##### EXCERPTED RECORDS

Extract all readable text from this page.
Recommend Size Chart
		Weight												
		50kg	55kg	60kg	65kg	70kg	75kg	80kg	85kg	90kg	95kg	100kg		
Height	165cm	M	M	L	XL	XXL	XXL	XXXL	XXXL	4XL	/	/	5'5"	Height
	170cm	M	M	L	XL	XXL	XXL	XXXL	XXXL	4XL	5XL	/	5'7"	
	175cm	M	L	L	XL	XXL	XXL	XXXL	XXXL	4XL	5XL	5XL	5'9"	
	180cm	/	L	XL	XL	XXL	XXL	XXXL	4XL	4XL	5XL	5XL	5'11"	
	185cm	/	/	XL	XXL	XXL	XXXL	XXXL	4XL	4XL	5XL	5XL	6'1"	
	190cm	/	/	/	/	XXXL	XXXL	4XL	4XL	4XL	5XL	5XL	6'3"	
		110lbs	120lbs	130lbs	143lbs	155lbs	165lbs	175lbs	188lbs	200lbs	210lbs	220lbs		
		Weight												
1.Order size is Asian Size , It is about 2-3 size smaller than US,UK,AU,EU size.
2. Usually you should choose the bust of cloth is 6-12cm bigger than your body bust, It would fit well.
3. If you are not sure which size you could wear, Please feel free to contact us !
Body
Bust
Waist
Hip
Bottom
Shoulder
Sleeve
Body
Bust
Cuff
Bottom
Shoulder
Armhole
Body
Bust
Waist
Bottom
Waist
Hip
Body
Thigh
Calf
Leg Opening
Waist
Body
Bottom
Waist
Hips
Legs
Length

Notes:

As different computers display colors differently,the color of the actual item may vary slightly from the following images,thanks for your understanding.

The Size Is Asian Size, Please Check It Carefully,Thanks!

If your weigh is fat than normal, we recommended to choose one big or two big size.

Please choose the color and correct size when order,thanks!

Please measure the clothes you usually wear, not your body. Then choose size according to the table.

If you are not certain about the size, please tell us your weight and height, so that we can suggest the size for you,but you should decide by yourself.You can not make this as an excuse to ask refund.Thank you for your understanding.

##########

> **TASK TO CARRY OUT**
Every line of the listing that holds "color" should be found and copied.

> **RESULT FOR THIS EXERCISE**
As different computers display colors differently,the color of the actual item may vary slightly from the following images,thanks for your understanding.
Please choose the color and correct size when order,thanks!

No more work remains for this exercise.